(WHAT IS REQUIRED): Write out all records as given; omit images.

(INPUT RECORDS):

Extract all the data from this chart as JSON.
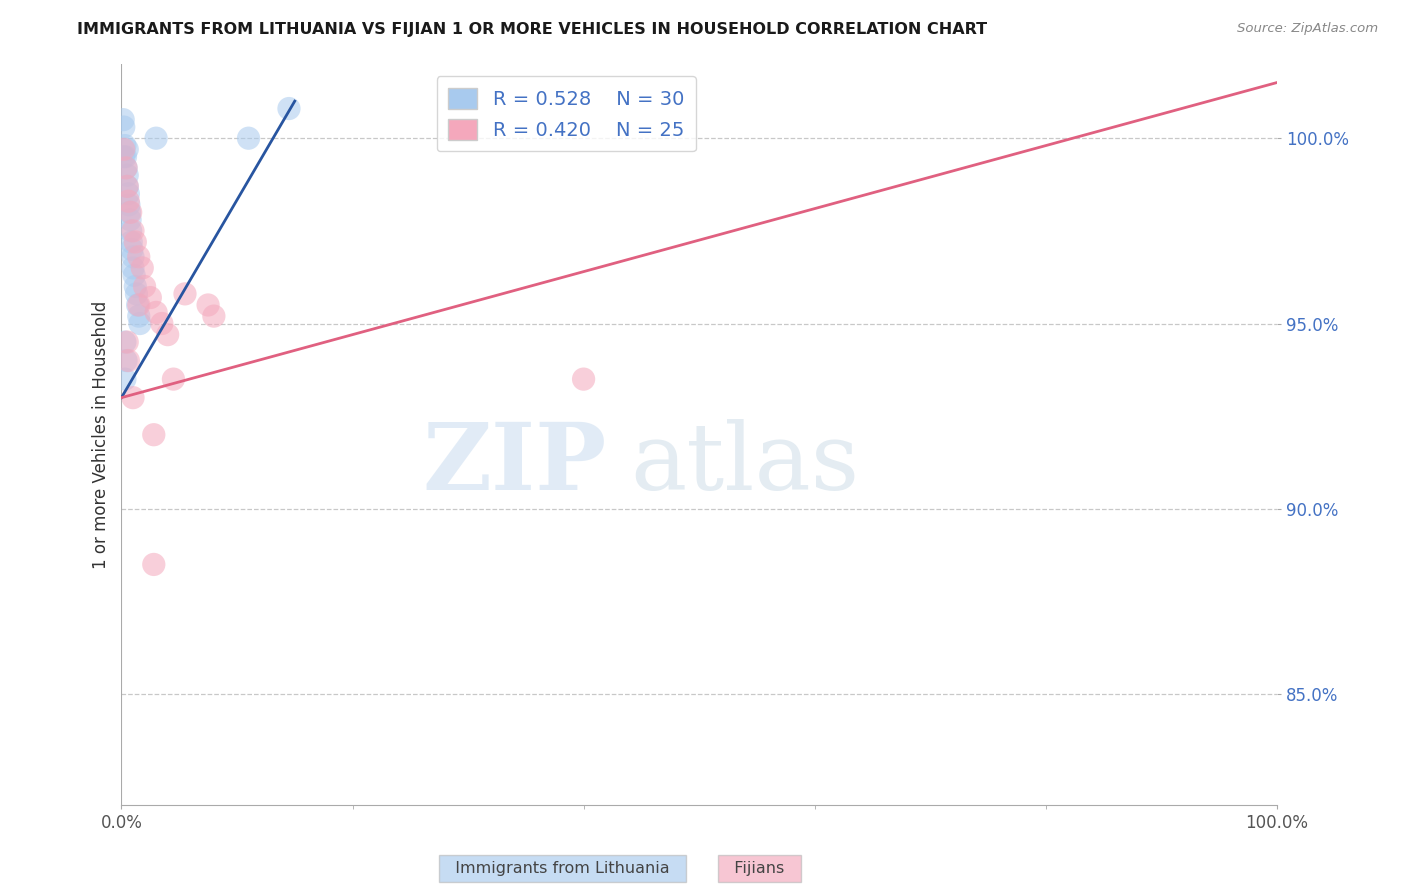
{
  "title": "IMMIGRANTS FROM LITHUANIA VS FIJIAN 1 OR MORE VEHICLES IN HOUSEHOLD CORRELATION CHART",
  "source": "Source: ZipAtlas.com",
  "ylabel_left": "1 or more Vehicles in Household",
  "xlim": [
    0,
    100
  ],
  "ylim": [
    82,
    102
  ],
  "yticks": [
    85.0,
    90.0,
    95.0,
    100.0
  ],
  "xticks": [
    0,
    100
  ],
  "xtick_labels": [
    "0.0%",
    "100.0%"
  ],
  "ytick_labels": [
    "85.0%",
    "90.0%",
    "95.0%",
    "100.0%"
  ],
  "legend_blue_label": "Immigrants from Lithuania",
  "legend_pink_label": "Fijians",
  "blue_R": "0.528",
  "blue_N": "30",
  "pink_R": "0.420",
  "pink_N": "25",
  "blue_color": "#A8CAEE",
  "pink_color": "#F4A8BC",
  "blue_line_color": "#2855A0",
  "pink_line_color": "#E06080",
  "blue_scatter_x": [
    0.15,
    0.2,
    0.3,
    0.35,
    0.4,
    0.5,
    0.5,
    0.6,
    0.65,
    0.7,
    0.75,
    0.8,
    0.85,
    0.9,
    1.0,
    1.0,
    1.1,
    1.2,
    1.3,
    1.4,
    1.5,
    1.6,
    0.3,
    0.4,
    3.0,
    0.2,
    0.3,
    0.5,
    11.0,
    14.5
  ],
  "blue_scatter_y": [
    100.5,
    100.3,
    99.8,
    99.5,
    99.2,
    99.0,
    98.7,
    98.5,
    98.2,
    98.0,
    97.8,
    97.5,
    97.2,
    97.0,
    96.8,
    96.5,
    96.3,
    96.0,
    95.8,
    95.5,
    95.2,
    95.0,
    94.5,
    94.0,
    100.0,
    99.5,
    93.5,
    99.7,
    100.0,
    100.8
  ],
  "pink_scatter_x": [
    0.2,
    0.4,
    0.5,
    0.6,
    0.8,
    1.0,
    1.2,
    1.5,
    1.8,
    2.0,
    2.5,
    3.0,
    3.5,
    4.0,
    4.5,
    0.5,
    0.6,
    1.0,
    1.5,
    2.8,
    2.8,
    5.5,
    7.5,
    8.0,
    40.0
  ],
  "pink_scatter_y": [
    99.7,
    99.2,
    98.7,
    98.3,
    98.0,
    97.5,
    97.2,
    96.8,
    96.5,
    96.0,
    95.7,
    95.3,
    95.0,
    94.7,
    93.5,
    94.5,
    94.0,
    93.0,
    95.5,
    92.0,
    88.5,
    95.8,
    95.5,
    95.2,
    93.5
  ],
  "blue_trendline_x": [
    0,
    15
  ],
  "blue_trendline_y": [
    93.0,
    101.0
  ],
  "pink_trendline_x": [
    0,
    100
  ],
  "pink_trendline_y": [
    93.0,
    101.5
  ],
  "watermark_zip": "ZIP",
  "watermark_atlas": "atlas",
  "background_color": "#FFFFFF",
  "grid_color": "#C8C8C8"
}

(TASK OUTPUT):
Extract all the data from this chart as JSON.
{
  "title": "IMMIGRANTS FROM LITHUANIA VS FIJIAN 1 OR MORE VEHICLES IN HOUSEHOLD CORRELATION CHART",
  "source": "Source: ZipAtlas.com",
  "ylabel_left": "1 or more Vehicles in Household",
  "xlim": [
    0,
    100
  ],
  "ylim": [
    82,
    102
  ],
  "yticks": [
    85.0,
    90.0,
    95.0,
    100.0
  ],
  "xticks": [
    0,
    100
  ],
  "xtick_labels": [
    "0.0%",
    "100.0%"
  ],
  "ytick_labels": [
    "85.0%",
    "90.0%",
    "95.0%",
    "100.0%"
  ],
  "legend_blue_label": "Immigrants from Lithuania",
  "legend_pink_label": "Fijians",
  "blue_R": "0.528",
  "blue_N": "30",
  "pink_R": "0.420",
  "pink_N": "25",
  "blue_color": "#A8CAEE",
  "pink_color": "#F4A8BC",
  "blue_line_color": "#2855A0",
  "pink_line_color": "#E06080",
  "blue_scatter_x": [
    0.15,
    0.2,
    0.3,
    0.35,
    0.4,
    0.5,
    0.5,
    0.6,
    0.65,
    0.7,
    0.75,
    0.8,
    0.85,
    0.9,
    1.0,
    1.0,
    1.1,
    1.2,
    1.3,
    1.4,
    1.5,
    1.6,
    0.3,
    0.4,
    3.0,
    0.2,
    0.3,
    0.5,
    11.0,
    14.5
  ],
  "blue_scatter_y": [
    100.5,
    100.3,
    99.8,
    99.5,
    99.2,
    99.0,
    98.7,
    98.5,
    98.2,
    98.0,
    97.8,
    97.5,
    97.2,
    97.0,
    96.8,
    96.5,
    96.3,
    96.0,
    95.8,
    95.5,
    95.2,
    95.0,
    94.5,
    94.0,
    100.0,
    99.5,
    93.5,
    99.7,
    100.0,
    100.8
  ],
  "pink_scatter_x": [
    0.2,
    0.4,
    0.5,
    0.6,
    0.8,
    1.0,
    1.2,
    1.5,
    1.8,
    2.0,
    2.5,
    3.0,
    3.5,
    4.0,
    4.5,
    0.5,
    0.6,
    1.0,
    1.5,
    2.8,
    2.8,
    5.5,
    7.5,
    8.0,
    40.0
  ],
  "pink_scatter_y": [
    99.7,
    99.2,
    98.7,
    98.3,
    98.0,
    97.5,
    97.2,
    96.8,
    96.5,
    96.0,
    95.7,
    95.3,
    95.0,
    94.7,
    93.5,
    94.5,
    94.0,
    93.0,
    95.5,
    92.0,
    88.5,
    95.8,
    95.5,
    95.2,
    93.5
  ],
  "blue_trendline_x": [
    0,
    15
  ],
  "blue_trendline_y": [
    93.0,
    101.0
  ],
  "pink_trendline_x": [
    0,
    100
  ],
  "pink_trendline_y": [
    93.0,
    101.5
  ],
  "watermark_zip": "ZIP",
  "watermark_atlas": "atlas",
  "background_color": "#FFFFFF",
  "grid_color": "#C8C8C8"
}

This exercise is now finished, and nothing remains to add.